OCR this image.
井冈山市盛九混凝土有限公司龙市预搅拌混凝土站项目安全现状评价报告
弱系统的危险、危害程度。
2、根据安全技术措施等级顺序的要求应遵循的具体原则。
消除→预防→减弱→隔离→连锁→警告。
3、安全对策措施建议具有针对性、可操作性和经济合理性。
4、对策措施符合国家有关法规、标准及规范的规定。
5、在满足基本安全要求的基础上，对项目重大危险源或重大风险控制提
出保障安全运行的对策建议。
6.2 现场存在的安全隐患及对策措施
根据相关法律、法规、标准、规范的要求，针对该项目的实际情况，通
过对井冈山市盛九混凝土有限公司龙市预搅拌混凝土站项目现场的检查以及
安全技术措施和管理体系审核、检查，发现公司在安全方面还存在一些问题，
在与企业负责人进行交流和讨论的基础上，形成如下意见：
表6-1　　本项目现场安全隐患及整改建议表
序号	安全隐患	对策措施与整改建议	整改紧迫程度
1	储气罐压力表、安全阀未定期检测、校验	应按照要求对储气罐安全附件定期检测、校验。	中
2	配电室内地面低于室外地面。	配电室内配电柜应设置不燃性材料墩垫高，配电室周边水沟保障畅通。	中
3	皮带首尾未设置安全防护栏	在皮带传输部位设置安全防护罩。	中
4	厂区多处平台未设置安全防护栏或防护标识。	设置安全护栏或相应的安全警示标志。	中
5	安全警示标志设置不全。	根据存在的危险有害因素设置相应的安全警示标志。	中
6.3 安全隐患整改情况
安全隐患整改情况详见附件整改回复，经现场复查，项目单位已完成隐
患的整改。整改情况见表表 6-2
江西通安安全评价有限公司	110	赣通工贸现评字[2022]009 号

┄┄┄┄┄┄┄┄┄┄┄┄┄┄┄┄┄┄┄┄

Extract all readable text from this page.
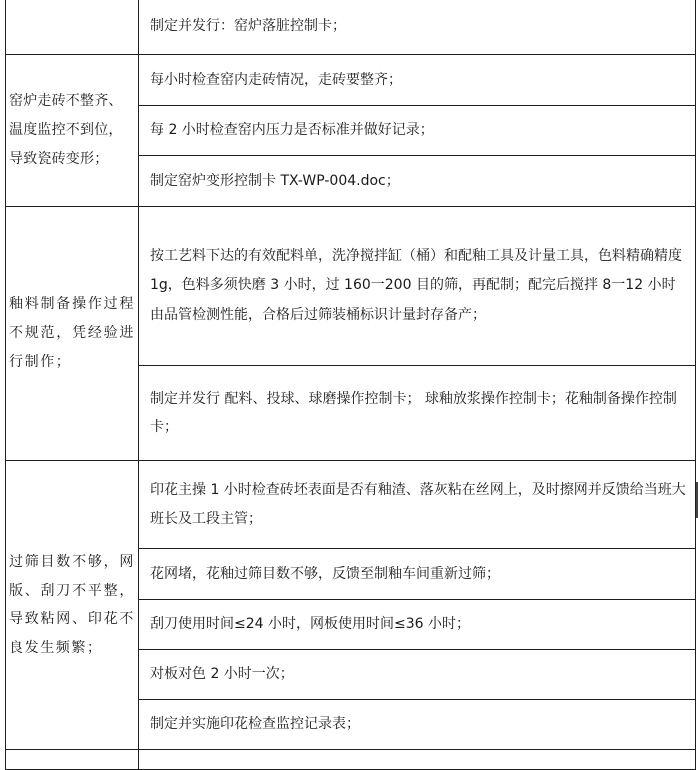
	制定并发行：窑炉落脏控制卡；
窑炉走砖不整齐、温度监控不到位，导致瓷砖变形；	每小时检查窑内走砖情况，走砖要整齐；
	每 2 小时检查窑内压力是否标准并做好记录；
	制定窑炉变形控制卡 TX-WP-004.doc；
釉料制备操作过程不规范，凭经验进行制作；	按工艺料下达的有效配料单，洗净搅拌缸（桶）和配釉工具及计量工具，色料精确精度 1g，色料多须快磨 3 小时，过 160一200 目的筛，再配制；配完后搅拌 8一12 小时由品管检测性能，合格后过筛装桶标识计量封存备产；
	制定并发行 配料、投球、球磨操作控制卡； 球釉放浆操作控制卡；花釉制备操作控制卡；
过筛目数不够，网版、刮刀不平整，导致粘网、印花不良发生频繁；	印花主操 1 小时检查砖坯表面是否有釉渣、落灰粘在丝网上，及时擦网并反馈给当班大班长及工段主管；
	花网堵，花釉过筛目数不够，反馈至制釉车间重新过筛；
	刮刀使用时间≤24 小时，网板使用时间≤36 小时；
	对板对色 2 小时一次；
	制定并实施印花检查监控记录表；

┄┄┄┄┄┄┄┄┄┄┄┄┄┄┄┄┄┄┄┄

## [TASK INSTRUCTIONS]
Reproduce every line of the listing above in which the string "this" appears.

## [EXERCISE RESULT]
OCR this image.
Extract all readable text from this page.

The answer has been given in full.